Dataset rows.
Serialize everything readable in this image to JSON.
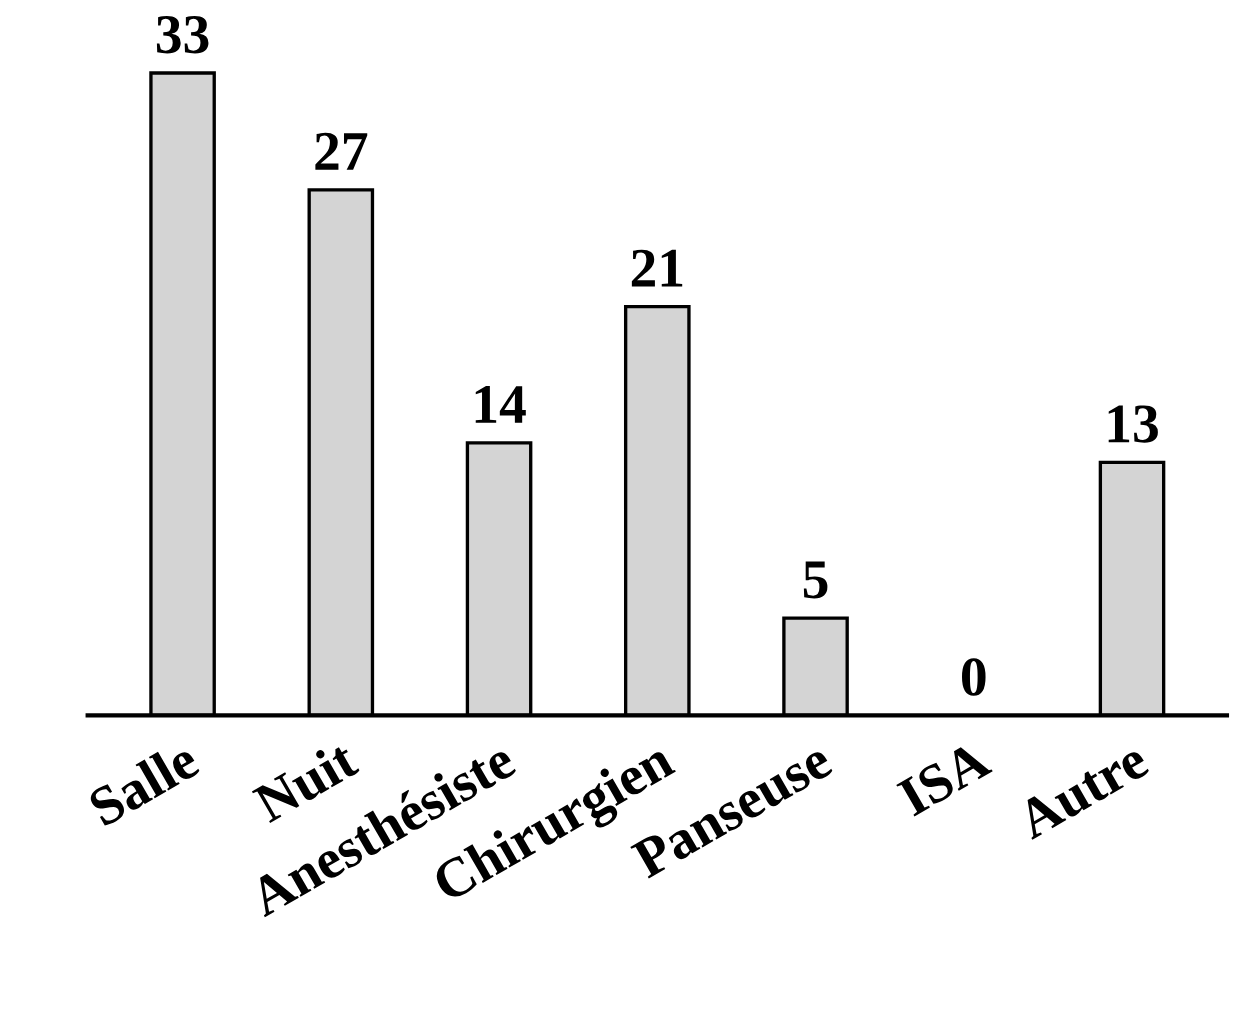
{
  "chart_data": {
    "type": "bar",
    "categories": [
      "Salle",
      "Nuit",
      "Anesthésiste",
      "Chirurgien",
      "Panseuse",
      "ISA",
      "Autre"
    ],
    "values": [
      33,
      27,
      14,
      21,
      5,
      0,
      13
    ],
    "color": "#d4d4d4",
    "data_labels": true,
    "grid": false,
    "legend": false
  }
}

Directions for this task. Restate the whole listing above exactly, except for its images.

Final result.
Serialize everything readable in this image to JSON.
{
  "chart_data": {
    "type": "bar",
    "categories": [
      "Salle",
      "Nuit",
      "Anesthésiste",
      "Chirurgien",
      "Panseuse",
      "ISA",
      "Autre"
    ],
    "values": [
      33,
      27,
      14,
      21,
      5,
      0,
      13
    ],
    "color": "#d4d4d4",
    "data_labels": true,
    "grid": false,
    "legend": false
  }
}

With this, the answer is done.